GOAL: Read the data and repeat it in full, exactly.

Figure collection entries:
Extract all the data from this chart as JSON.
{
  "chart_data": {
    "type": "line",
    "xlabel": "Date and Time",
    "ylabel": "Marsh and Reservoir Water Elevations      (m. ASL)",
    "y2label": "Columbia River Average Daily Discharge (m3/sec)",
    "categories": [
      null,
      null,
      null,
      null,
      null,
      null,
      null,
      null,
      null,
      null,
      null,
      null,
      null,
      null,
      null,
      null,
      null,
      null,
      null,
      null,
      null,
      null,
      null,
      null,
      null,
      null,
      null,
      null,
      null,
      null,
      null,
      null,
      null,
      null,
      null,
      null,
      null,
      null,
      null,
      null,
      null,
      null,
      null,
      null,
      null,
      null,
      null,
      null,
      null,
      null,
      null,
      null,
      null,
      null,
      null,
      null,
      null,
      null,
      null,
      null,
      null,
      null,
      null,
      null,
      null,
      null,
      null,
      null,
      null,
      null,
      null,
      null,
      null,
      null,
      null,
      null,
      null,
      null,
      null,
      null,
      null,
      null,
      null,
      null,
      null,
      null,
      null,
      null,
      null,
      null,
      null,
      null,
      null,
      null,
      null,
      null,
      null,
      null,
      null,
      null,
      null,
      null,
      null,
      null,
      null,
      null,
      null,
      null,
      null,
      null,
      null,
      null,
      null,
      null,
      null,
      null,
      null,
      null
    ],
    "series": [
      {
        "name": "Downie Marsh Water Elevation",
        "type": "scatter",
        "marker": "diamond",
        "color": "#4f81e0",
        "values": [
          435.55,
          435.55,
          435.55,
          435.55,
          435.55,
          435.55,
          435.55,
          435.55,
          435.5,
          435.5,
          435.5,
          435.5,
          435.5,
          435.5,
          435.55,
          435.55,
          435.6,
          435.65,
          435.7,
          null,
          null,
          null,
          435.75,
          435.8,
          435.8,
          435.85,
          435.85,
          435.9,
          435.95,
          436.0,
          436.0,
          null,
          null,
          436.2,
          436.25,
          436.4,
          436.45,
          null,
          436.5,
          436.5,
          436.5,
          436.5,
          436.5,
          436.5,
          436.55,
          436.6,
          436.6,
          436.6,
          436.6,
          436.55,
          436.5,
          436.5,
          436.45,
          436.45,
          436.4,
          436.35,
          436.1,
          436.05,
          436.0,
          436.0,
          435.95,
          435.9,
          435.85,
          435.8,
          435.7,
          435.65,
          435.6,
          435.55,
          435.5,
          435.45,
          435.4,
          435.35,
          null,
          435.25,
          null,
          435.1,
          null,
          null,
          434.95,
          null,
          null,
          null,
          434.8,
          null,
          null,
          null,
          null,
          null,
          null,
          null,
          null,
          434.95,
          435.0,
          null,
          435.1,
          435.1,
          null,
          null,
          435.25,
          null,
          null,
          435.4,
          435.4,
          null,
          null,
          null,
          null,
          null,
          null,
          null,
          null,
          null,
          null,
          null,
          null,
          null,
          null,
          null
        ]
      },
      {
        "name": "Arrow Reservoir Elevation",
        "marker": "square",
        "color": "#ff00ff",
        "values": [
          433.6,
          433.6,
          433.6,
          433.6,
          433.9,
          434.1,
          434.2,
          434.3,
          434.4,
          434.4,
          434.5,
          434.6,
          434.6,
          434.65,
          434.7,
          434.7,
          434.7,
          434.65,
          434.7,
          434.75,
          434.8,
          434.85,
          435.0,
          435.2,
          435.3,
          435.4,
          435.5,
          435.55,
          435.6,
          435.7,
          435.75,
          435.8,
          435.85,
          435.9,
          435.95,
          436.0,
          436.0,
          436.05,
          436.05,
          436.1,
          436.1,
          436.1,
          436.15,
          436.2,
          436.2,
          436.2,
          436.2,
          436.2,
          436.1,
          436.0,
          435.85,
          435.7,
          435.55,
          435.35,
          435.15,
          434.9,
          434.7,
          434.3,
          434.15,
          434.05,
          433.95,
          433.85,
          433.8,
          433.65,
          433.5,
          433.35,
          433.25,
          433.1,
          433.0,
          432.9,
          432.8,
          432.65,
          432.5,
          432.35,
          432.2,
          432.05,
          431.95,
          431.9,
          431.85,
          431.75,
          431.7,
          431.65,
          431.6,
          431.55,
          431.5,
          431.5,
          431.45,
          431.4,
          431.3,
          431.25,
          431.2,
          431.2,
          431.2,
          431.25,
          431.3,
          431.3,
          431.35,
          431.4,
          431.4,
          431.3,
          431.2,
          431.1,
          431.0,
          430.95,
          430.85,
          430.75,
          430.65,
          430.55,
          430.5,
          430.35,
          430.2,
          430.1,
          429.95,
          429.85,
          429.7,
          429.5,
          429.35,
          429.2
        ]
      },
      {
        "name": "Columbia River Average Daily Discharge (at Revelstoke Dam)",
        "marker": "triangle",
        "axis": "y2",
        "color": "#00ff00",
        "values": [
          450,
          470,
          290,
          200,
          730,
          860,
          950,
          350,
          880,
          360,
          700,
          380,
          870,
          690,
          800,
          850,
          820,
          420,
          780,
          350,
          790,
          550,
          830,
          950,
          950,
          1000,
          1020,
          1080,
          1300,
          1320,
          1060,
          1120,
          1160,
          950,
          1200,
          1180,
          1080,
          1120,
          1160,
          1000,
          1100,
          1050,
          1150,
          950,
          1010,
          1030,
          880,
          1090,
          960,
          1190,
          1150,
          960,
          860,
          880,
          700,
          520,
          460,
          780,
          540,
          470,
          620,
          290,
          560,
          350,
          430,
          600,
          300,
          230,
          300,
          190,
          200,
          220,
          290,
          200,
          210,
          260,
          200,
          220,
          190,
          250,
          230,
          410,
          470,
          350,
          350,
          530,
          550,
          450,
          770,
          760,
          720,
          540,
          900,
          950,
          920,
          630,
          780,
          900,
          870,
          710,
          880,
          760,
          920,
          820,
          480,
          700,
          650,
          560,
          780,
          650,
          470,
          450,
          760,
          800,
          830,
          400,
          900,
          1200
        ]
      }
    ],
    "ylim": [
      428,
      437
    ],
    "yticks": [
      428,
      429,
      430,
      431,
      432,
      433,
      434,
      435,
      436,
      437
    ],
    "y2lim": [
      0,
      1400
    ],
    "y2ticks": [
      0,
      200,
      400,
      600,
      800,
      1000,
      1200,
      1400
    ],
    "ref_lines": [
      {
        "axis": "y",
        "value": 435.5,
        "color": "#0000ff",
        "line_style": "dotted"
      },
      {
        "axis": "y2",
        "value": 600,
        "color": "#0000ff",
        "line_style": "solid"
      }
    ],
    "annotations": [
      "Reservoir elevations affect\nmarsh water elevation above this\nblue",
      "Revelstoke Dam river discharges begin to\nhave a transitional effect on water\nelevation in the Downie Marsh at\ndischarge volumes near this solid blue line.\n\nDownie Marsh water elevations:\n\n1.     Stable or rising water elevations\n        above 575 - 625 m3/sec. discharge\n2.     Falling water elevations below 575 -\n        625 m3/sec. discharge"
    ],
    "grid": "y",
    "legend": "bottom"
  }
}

SOLUTION TO THIS EXERCISE:
Extract all the data from this chart as JSON.
{
  "chart_data": {
    "type": "line",
    "xlabel": "Date and Time",
    "ylabel": "Marsh and Reservoir Water Elevations      (m. ASL)",
    "y2label": "Columbia River Average Daily Discharge (m3/sec)",
    "categories": [
      null,
      null,
      null,
      null,
      null,
      null,
      null,
      null,
      null,
      null,
      null,
      null,
      null,
      null,
      null,
      null,
      null,
      null,
      null,
      null,
      null,
      null,
      null,
      null,
      null,
      null,
      null,
      null,
      null,
      null,
      null,
      null,
      null,
      null,
      null,
      null,
      null,
      null,
      null,
      null,
      null,
      null,
      null,
      null,
      null,
      null,
      null,
      null,
      null,
      null,
      null,
      null,
      null,
      null,
      null,
      null,
      null,
      null,
      null,
      null,
      null,
      null,
      null,
      null,
      null,
      null,
      null,
      null,
      null,
      null,
      null,
      null,
      null,
      null,
      null,
      null,
      null,
      null,
      null,
      null,
      null,
      null,
      null,
      null,
      null,
      null,
      null,
      null,
      null,
      null,
      null,
      null,
      null,
      null,
      null,
      null,
      null,
      null,
      null,
      null,
      null,
      null,
      null,
      null,
      null,
      null,
      null,
      null,
      null,
      null,
      null,
      null,
      null,
      null,
      null,
      null,
      null,
      null
    ],
    "series": [
      {
        "name": "Downie Marsh Water Elevation",
        "type": "scatter",
        "marker": "diamond",
        "color": "#4f81e0",
        "values": [
          435.55,
          435.55,
          435.55,
          435.55,
          435.55,
          435.55,
          435.55,
          435.55,
          435.5,
          435.5,
          435.5,
          435.5,
          435.5,
          435.5,
          435.55,
          435.55,
          435.6,
          435.65,
          435.7,
          null,
          null,
          null,
          435.75,
          435.8,
          435.8,
          435.85,
          435.85,
          435.9,
          435.95,
          436.0,
          436.0,
          null,
          null,
          436.2,
          436.25,
          436.4,
          436.45,
          null,
          436.5,
          436.5,
          436.5,
          436.5,
          436.5,
          436.5,
          436.55,
          436.6,
          436.6,
          436.6,
          436.6,
          436.55,
          436.5,
          436.5,
          436.45,
          436.45,
          436.4,
          436.35,
          436.1,
          436.05,
          436.0,
          436.0,
          435.95,
          435.9,
          435.85,
          435.8,
          435.7,
          435.65,
          435.6,
          435.55,
          435.5,
          435.45,
          435.4,
          435.35,
          null,
          435.25,
          null,
          435.1,
          null,
          null,
          434.95,
          null,
          null,
          null,
          434.8,
          null,
          null,
          null,
          null,
          null,
          null,
          null,
          null,
          434.95,
          435.0,
          null,
          435.1,
          435.1,
          null,
          null,
          435.25,
          null,
          null,
          435.4,
          435.4,
          null,
          null,
          null,
          null,
          null,
          null,
          null,
          null,
          null,
          null,
          null,
          null,
          null,
          null,
          null
        ]
      },
      {
        "name": "Arrow Reservoir Elevation",
        "marker": "square",
        "color": "#ff00ff",
        "values": [
          433.6,
          433.6,
          433.6,
          433.6,
          433.9,
          434.1,
          434.2,
          434.3,
          434.4,
          434.4,
          434.5,
          434.6,
          434.6,
          434.65,
          434.7,
          434.7,
          434.7,
          434.65,
          434.7,
          434.75,
          434.8,
          434.85,
          435.0,
          435.2,
          435.3,
          435.4,
          435.5,
          435.55,
          435.6,
          435.7,
          435.75,
          435.8,
          435.85,
          435.9,
          435.95,
          436.0,
          436.0,
          436.05,
          436.05,
          436.1,
          436.1,
          436.1,
          436.15,
          436.2,
          436.2,
          436.2,
          436.2,
          436.2,
          436.1,
          436.0,
          435.85,
          435.7,
          435.55,
          435.35,
          435.15,
          434.9,
          434.7,
          434.3,
          434.15,
          434.05,
          433.95,
          433.85,
          433.8,
          433.65,
          433.5,
          433.35,
          433.25,
          433.1,
          433.0,
          432.9,
          432.8,
          432.65,
          432.5,
          432.35,
          432.2,
          432.05,
          431.95,
          431.9,
          431.85,
          431.75,
          431.7,
          431.65,
          431.6,
          431.55,
          431.5,
          431.5,
          431.45,
          431.4,
          431.3,
          431.25,
          431.2,
          431.2,
          431.2,
          431.25,
          431.3,
          431.3,
          431.35,
          431.4,
          431.4,
          431.3,
          431.2,
          431.1,
          431.0,
          430.95,
          430.85,
          430.75,
          430.65,
          430.55,
          430.5,
          430.35,
          430.2,
          430.1,
          429.95,
          429.85,
          429.7,
          429.5,
          429.35,
          429.2
        ]
      },
      {
        "name": "Columbia River Average Daily Discharge (at Revelstoke Dam)",
        "marker": "triangle",
        "axis": "y2",
        "color": "#00ff00",
        "values": [
          450,
          470,
          290,
          200,
          730,
          860,
          950,
          350,
          880,
          360,
          700,
          380,
          870,
          690,
          800,
          850,
          820,
          420,
          780,
          350,
          790,
          550,
          830,
          950,
          950,
          1000,
          1020,
          1080,
          1300,
          1320,
          1060,
          1120,
          1160,
          950,
          1200,
          1180,
          1080,
          1120,
          1160,
          1000,
          1100,
          1050,
          1150,
          950,
          1010,
          1030,
          880,
          1090,
          960,
          1190,
          1150,
          960,
          860,
          880,
          700,
          520,
          460,
          780,
          540,
          470,
          620,
          290,
          560,
          350,
          430,
          600,
          300,
          230,
          300,
          190,
          200,
          220,
          290,
          200,
          210,
          260,
          200,
          220,
          190,
          250,
          230,
          410,
          470,
          350,
          350,
          530,
          550,
          450,
          770,
          760,
          720,
          540,
          900,
          950,
          920,
          630,
          780,
          900,
          870,
          710,
          880,
          760,
          920,
          820,
          480,
          700,
          650,
          560,
          780,
          650,
          470,
          450,
          760,
          800,
          830,
          400,
          900,
          1200
        ]
      }
    ],
    "ylim": [
      428,
      437
    ],
    "yticks": [
      428,
      429,
      430,
      431,
      432,
      433,
      434,
      435,
      436,
      437
    ],
    "y2lim": [
      0,
      1400
    ],
    "y2ticks": [
      0,
      200,
      400,
      600,
      800,
      1000,
      1200,
      1400
    ],
    "ref_lines": [
      {
        "axis": "y",
        "value": 435.5,
        "color": "#0000ff",
        "line_style": "dotted"
      },
      {
        "axis": "y2",
        "value": 600,
        "color": "#0000ff",
        "line_style": "solid"
      }
    ],
    "annotations": [
      "Reservoir elevations affect\nmarsh water elevation above this\nblue",
      "Revelstoke Dam river discharges begin to\nhave a transitional effect on water\nelevation in the Downie Marsh at\ndischarge volumes near this solid blue line.\n\nDownie Marsh water elevations:\n\n1.     Stable or rising water elevations\n        above 575 - 625 m3/sec. discharge\n2.     Falling water elevations below 575 -\n        625 m3/sec. discharge"
    ],
    "grid": "y",
    "legend": "bottom"
  }
}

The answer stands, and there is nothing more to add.